* [TASK BRIEF] Quote the records that follow in full, leaving the pictures out.

(Saved entries)
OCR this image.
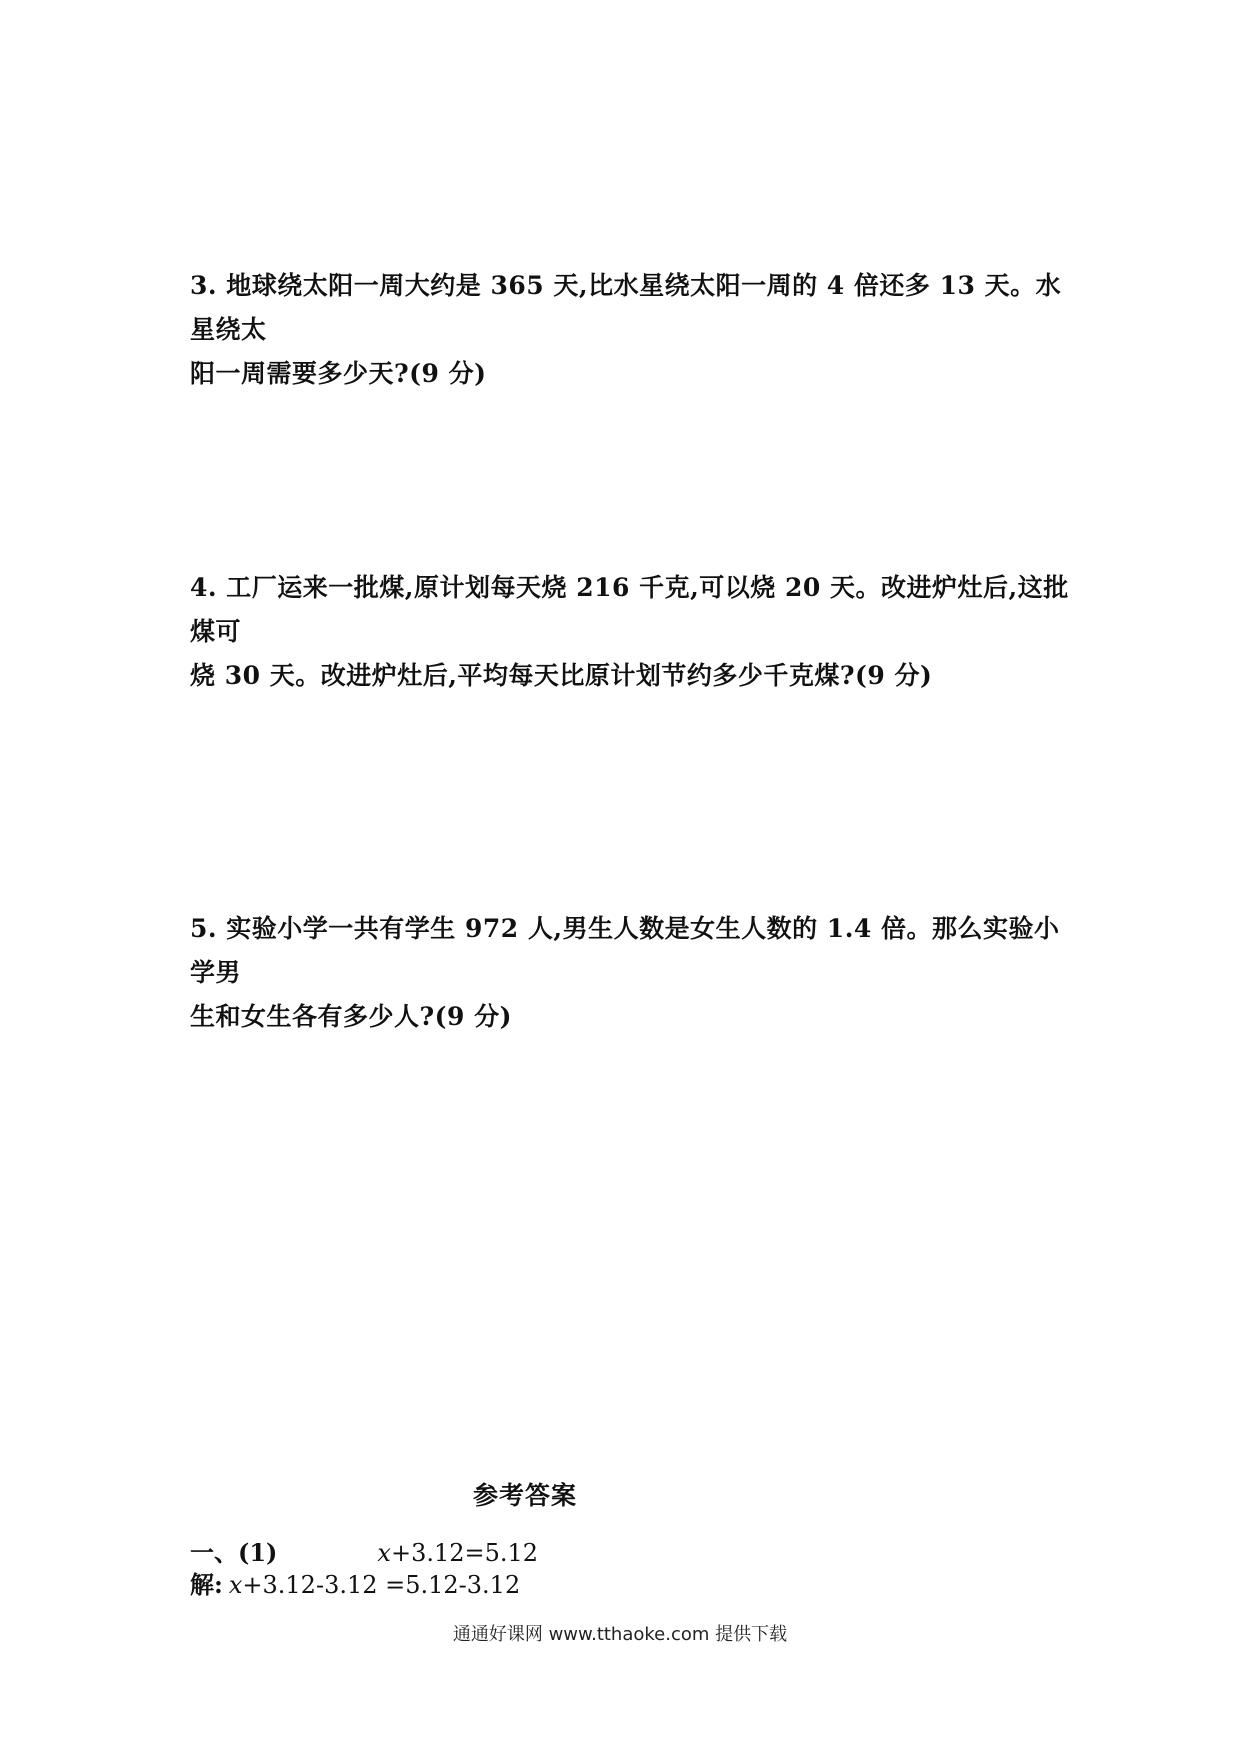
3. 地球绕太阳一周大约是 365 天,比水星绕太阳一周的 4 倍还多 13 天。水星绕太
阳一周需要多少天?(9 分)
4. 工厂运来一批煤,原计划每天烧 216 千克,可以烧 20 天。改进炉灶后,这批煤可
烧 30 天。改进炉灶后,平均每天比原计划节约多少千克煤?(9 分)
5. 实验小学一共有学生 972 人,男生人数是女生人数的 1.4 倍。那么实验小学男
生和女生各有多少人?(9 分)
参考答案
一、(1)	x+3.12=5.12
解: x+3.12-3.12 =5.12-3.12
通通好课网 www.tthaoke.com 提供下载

* [RESULT FOR THIS TASK]
OCR this image.
3. 地球绕太阳一周大约是 365 天,比水星绕太阳一周的 4 倍还多 13 天。水星绕太
阳一周需要多少天?(9 分)
4. 工厂运来一批煤,原计划每天烧 216 千克,可以烧 20 天。改进炉灶后,这批煤可
烧 30 天。改进炉灶后,平均每天比原计划节约多少千克煤?(9 分)
5. 实验小学一共有学生 972 人,男生人数是女生人数的 1.4 倍。那么实验小学男
生和女生各有多少人?(9 分)
参考答案
一、(1)	x+3.12=5.12
解: x+3.12-3.12 =5.12-3.12
通通好课网 www.tthaoke.com 提供下载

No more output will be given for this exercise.